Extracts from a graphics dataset
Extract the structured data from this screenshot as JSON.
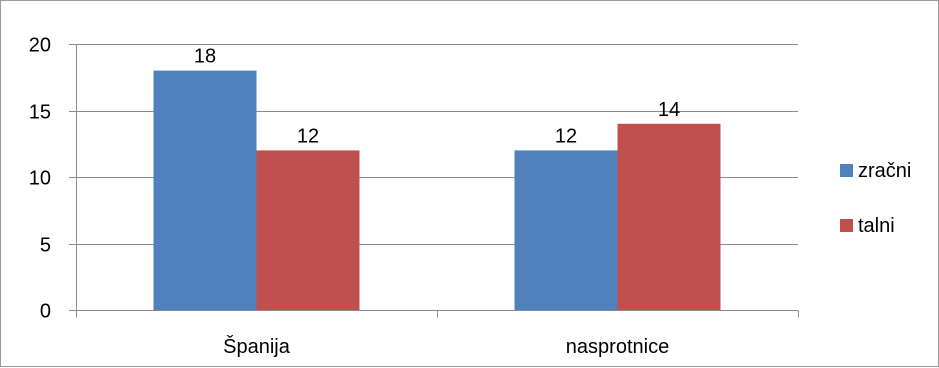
{
  "chart_data": {
    "type": "bar",
    "categories": [
      "Španija",
      "nasprotnice"
    ],
    "series": [
      {
        "name": "zračni",
        "values": [
          18,
          12
        ],
        "color": "#4F81BD"
      },
      {
        "name": "talni",
        "values": [
          12,
          14
        ],
        "color": "#C0504D"
      }
    ],
    "title": "",
    "xlabel": "",
    "ylabel": "",
    "ylim": [
      0,
      20
    ],
    "yticks": [
      0,
      5,
      10,
      15,
      20
    ],
    "grid": true,
    "legend_position": "right",
    "data_labels": true
  }
}
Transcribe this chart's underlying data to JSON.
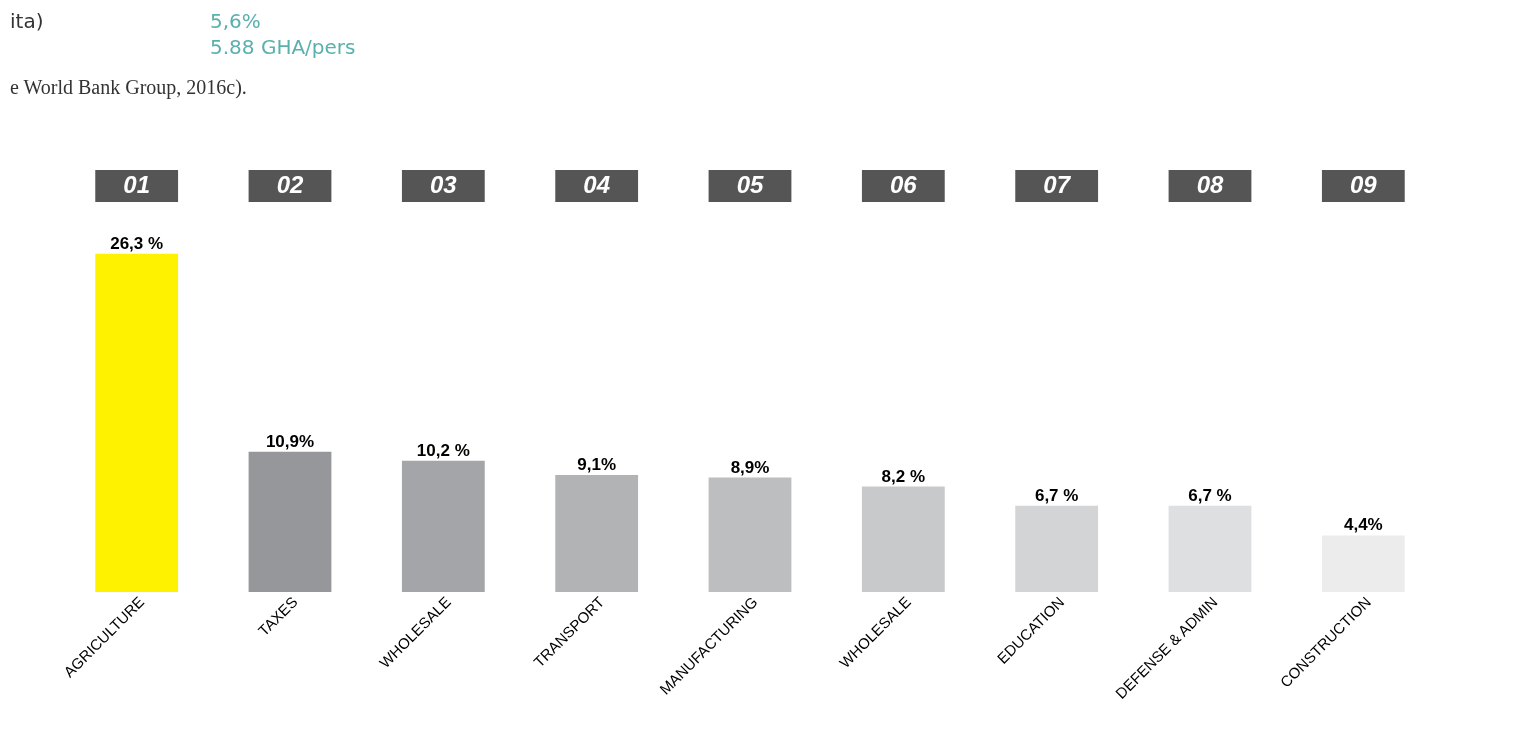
{
  "chart_data": {
    "type": "bar",
    "categories": [
      "AGRICULTURE",
      "TAXES",
      "WHOLESALE",
      "TRANSPORT",
      "MANUFACTURING",
      "WHOLESALE",
      "EDUCATION",
      "DEFENSE & ADMIN",
      "CONSTRUCTION"
    ],
    "values": [
      26.3,
      10.9,
      10.2,
      9.1,
      8.9,
      8.2,
      6.7,
      6.7,
      4.4
    ],
    "value_labels": [
      "26,3 %",
      "10,9%",
      "10,2 %",
      "9,1%",
      "8,9%",
      "8,2 %",
      "6,7 %",
      "6,7 %",
      "4,4%"
    ],
    "colors": [
      "#fff200",
      "#96979b",
      "#a4a5a8",
      "#b1b3b5",
      "#bdbec0",
      "#c8c9cb",
      "#d3d4d6",
      "#dedfe0",
      "#ececec"
    ],
    "annotations": [
      "ita)",
      "5,6%",
      "5.88 GHA/pers",
      "e World Bank Group, 2016c).",
      "01",
      "02",
      "03",
      "04",
      "05",
      "06",
      "07",
      "08",
      "09"
    ]
  }
}
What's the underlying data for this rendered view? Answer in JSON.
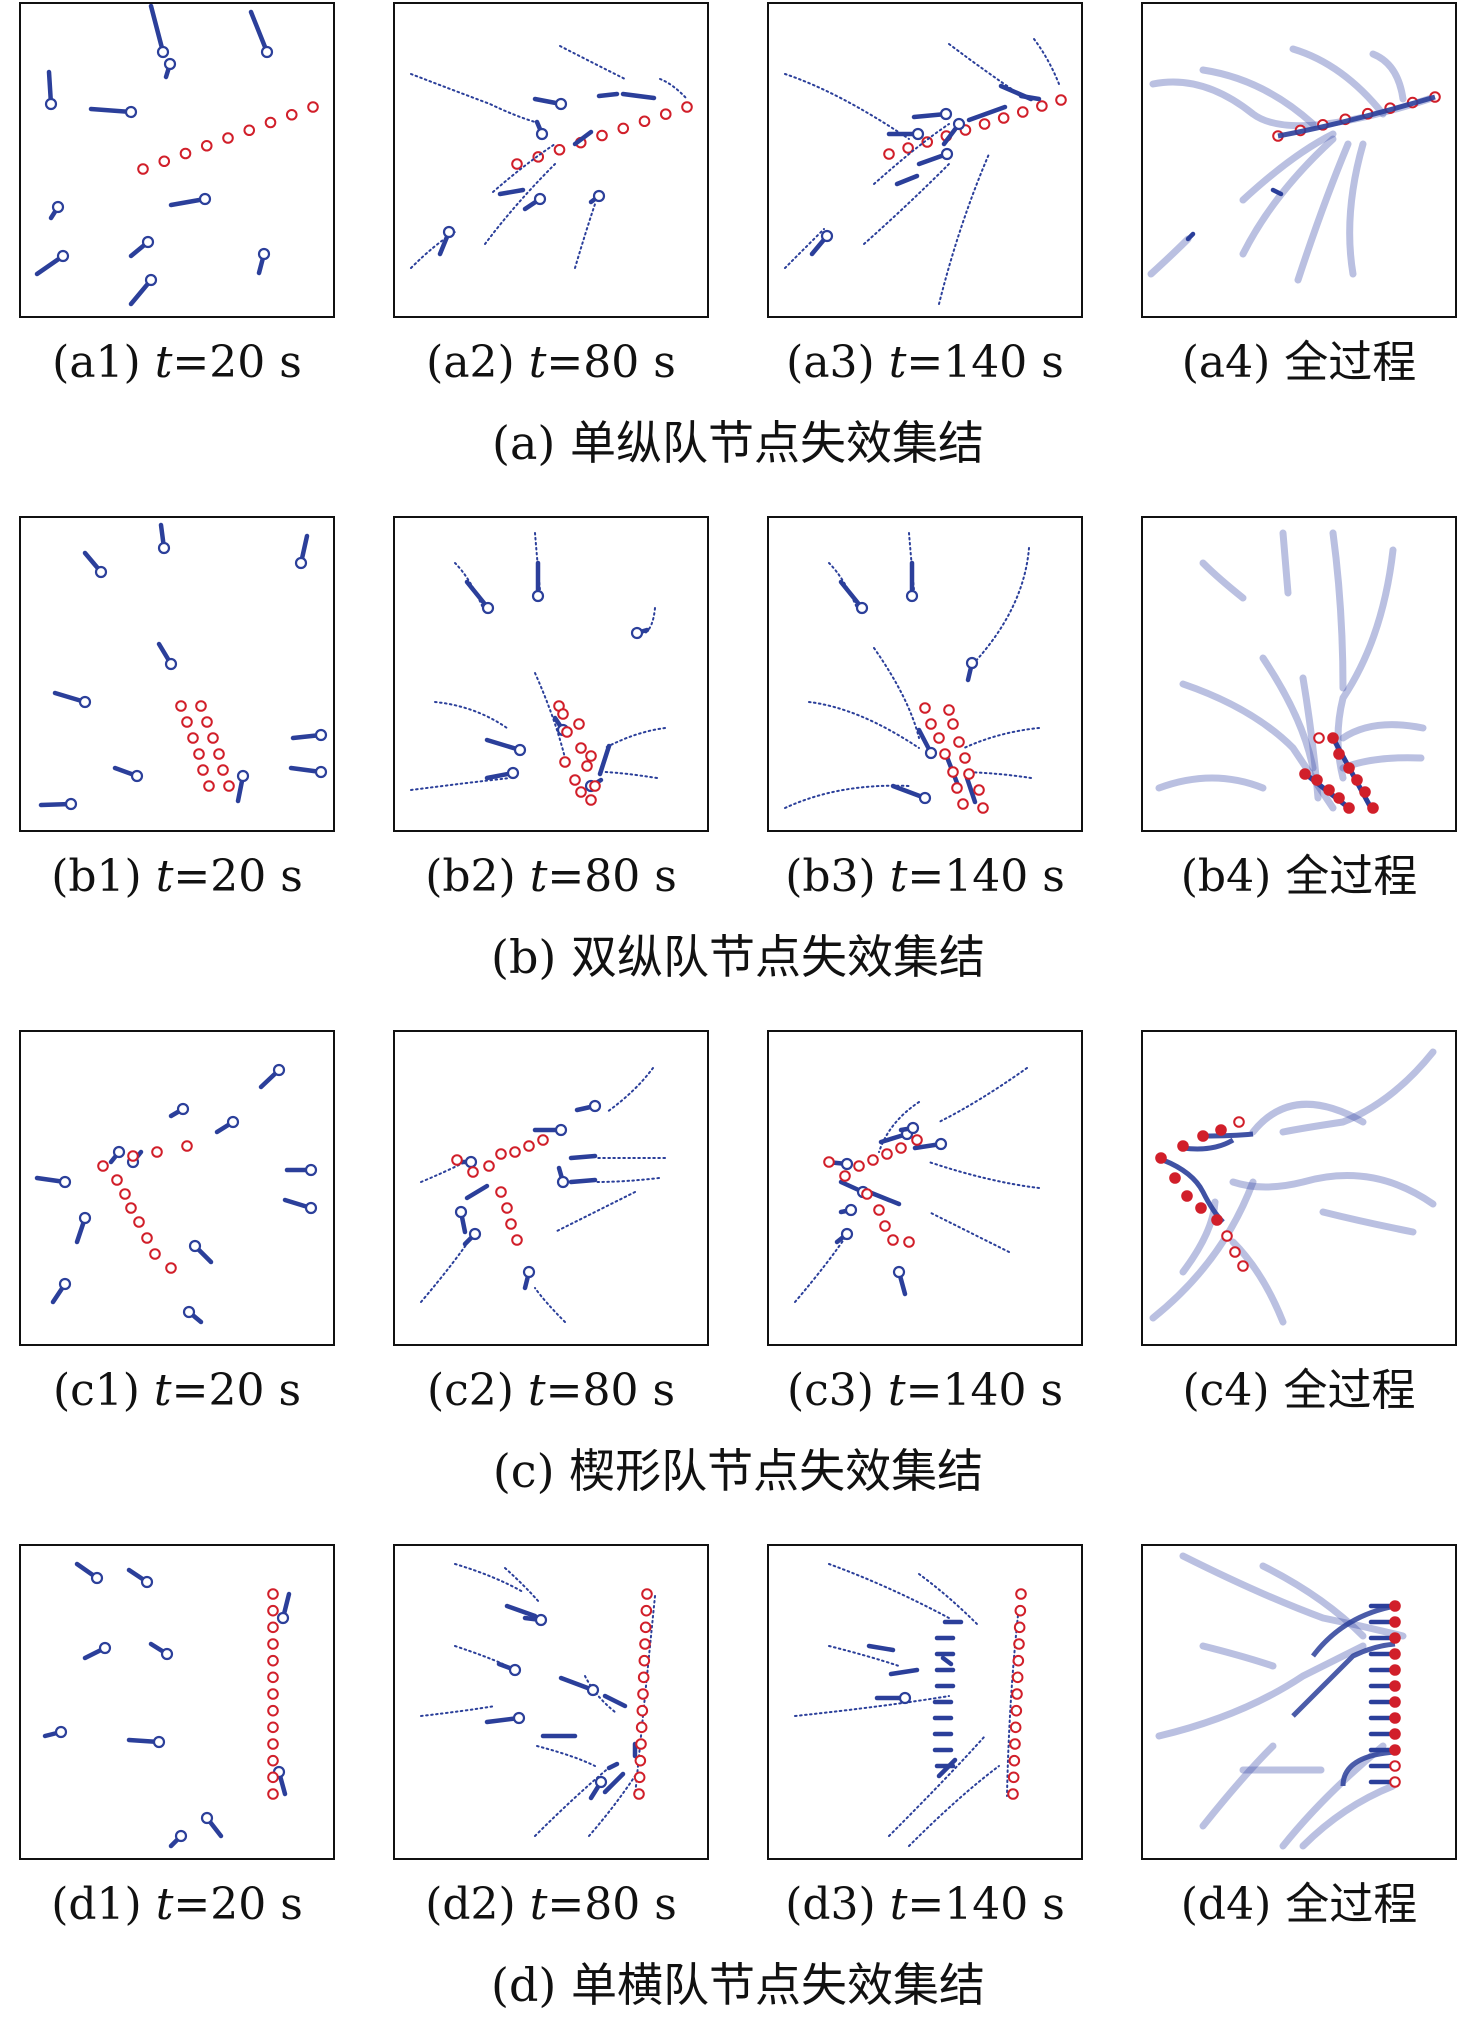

» **Challenge**: Skip the pictures and copy exactly the lines from the one containing "Transcribe this chart's" through the end of the material, both ends included.

» **Reply**:
Transcribe this chart's underlying data to JSON.
{
  "chart_data": {
    "type": "bar",
    "categories": [
      "AGRICULTURE",
      "TAXES",
      "WHOLESALE",
      "TRANSPORT",
      "MANUFACTURING",
      "WHOLESALE",
      "EDUCATION",
      "DEFENSE & ADMIN",
      "CONSTRUCTION"
    ],
    "values": [
      26.3,
      10.9,
      10.2,
      9.1,
      8.9,
      8.2,
      6.7,
      6.7,
      4.4
    ],
    "value_labels": [
      "26,3 %",
      "10,9%",
      "10,2 %",
      "9,1%",
      "8,9%",
      "8,2 %",
      "6,7 %",
      "6,7 %",
      "4,4%"
    ],
    "colors": [
      "#fff200",
      "#96979b",
      "#a4a5a8",
      "#b1b3b5",
      "#bdbec0",
      "#c8c9cb",
      "#d3d4d6",
      "#dedfe0",
      "#ececec"
    ],
    "annotations": [
      "ita)",
      "5,6%",
      "5.88 GHA/pers",
      "e World Bank Group, 2016c).",
      "01",
      "02",
      "03",
      "04",
      "05",
      "06",
      "07",
      "08",
      "09"
    ]
  }
}
What's the underlying data for this rendered view? Answer in JSON.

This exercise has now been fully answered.